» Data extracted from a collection
— START —

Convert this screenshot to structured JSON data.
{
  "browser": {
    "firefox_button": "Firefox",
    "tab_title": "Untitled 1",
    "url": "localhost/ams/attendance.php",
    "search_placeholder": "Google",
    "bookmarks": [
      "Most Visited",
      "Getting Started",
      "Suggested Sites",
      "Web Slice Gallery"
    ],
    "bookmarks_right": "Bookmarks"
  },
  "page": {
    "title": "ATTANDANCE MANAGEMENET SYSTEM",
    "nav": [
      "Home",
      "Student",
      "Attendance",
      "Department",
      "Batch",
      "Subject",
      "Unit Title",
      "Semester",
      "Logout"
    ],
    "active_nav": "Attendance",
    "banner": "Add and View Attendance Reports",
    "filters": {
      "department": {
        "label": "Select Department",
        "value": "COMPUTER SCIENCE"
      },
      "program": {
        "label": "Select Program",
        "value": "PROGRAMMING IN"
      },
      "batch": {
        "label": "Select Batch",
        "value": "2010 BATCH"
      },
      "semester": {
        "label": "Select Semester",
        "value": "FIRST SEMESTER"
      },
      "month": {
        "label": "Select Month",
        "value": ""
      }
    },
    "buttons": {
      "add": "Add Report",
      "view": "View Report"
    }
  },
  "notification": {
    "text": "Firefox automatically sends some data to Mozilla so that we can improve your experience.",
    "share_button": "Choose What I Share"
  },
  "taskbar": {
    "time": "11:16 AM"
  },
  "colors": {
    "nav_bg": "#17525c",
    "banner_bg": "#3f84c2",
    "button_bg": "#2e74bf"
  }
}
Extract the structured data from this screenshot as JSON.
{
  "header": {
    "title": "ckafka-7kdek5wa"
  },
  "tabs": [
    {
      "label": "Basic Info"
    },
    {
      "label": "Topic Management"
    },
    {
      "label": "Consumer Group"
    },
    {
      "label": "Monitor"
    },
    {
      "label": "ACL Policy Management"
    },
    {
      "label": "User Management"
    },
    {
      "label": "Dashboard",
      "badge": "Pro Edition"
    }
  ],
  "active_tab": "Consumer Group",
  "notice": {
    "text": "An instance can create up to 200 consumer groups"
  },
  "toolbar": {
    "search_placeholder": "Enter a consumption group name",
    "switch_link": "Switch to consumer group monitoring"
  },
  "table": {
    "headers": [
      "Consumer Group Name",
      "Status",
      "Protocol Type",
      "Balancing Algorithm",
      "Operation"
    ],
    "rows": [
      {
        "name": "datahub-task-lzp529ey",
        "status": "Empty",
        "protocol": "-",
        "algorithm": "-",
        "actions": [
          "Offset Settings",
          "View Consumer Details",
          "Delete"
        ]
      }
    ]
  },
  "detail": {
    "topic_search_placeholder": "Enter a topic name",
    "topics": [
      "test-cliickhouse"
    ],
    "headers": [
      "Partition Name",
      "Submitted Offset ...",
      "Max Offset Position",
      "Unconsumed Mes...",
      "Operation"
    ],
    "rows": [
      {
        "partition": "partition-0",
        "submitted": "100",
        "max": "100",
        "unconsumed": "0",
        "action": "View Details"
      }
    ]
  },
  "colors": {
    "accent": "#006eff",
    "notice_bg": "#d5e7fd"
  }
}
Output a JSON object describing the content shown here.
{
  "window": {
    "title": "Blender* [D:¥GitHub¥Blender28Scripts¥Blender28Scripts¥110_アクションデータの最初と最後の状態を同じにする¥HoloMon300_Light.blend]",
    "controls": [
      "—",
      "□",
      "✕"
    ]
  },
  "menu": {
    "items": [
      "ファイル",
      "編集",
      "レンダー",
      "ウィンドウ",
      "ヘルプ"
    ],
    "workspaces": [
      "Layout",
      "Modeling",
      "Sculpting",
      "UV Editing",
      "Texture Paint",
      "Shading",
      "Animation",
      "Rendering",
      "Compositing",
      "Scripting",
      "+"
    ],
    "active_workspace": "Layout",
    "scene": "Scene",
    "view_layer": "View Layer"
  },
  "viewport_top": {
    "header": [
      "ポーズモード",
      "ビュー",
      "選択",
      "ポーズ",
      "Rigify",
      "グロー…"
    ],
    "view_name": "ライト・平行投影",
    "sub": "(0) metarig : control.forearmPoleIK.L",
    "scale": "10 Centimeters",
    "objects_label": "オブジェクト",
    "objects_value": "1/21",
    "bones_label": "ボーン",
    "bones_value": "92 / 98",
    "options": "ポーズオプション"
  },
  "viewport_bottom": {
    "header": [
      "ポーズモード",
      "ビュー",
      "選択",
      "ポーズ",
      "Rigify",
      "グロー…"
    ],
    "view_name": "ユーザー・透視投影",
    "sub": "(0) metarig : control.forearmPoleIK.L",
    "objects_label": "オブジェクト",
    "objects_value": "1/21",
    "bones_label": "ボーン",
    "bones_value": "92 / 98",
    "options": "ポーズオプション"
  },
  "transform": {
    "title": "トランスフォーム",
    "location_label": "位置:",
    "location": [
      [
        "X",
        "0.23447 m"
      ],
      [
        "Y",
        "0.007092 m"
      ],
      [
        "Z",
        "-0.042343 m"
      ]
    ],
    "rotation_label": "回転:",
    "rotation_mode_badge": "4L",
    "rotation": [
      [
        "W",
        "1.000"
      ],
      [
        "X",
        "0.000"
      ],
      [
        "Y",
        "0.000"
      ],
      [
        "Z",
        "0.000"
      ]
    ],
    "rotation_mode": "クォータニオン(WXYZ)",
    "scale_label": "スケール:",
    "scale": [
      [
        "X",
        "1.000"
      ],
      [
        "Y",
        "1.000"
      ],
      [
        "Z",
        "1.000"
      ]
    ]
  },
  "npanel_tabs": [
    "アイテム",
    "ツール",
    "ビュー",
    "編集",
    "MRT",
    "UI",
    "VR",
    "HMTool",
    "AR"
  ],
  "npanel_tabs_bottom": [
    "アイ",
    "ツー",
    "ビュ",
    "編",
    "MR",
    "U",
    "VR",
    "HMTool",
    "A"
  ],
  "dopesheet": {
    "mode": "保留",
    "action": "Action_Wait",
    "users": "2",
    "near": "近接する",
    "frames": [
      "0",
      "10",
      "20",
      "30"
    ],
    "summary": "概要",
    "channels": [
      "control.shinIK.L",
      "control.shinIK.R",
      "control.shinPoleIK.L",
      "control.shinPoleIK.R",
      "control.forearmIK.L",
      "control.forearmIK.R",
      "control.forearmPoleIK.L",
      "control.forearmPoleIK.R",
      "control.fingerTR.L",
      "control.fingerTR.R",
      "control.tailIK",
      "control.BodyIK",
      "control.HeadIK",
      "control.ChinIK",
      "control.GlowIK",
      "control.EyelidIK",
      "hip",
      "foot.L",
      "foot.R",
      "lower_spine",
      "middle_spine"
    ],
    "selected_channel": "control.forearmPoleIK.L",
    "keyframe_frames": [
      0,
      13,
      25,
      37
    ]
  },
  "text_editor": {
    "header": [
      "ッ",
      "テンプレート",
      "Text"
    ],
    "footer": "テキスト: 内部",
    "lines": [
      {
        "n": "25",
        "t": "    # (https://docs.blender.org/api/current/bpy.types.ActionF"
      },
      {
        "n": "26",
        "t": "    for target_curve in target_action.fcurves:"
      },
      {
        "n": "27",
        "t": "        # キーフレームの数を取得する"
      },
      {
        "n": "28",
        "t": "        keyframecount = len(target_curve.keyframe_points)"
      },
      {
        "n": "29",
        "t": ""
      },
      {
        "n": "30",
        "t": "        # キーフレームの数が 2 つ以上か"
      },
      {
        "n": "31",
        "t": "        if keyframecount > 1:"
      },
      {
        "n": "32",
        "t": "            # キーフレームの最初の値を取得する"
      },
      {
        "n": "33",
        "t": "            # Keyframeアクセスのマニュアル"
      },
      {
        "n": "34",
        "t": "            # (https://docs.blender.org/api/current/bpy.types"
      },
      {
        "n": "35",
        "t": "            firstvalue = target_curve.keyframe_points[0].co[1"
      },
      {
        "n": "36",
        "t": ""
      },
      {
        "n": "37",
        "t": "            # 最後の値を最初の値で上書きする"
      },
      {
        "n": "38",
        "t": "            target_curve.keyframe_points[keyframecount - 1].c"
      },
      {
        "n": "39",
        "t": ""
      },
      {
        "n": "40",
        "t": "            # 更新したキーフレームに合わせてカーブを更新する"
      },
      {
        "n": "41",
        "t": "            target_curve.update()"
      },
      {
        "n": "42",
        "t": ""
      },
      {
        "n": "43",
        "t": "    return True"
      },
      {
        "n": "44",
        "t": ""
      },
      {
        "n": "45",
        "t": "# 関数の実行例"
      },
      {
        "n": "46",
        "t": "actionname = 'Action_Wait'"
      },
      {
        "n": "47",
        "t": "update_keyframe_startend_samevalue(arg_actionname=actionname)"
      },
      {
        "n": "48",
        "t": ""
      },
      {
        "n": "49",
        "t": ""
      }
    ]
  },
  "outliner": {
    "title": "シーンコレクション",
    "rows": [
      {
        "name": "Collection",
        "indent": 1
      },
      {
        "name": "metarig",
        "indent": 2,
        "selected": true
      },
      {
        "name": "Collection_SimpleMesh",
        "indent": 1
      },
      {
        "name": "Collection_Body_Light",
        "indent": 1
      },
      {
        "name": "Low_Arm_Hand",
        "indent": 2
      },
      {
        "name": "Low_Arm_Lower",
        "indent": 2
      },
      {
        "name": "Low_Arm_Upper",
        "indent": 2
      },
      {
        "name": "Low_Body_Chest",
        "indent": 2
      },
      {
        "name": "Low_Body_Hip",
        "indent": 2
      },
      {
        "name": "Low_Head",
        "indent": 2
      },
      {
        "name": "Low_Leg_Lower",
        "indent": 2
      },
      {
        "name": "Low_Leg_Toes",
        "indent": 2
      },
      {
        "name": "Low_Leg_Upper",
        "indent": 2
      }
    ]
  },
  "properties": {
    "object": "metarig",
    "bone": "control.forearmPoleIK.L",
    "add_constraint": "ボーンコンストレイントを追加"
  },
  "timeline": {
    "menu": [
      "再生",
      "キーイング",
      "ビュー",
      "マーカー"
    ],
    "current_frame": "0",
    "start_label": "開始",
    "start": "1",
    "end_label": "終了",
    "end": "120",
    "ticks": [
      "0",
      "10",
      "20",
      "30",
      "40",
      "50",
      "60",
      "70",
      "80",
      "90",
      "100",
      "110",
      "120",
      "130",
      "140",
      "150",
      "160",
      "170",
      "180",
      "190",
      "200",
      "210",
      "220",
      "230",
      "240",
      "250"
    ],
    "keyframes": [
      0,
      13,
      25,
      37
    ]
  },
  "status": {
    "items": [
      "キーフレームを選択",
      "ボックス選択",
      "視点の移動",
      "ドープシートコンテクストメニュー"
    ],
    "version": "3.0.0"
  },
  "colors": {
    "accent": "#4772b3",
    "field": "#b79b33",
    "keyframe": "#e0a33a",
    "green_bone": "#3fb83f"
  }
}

— END —

» What you have to do
Scan the material for lines with the word "metarig", and copy each line you find.

» Written solution
    "sub": "(0) metarig : control.forearmPoleIK.L",
    "sub": "(0) metarig : control.forearmPoleIK.L",
        "name": "metarig",
    "object": "metarig",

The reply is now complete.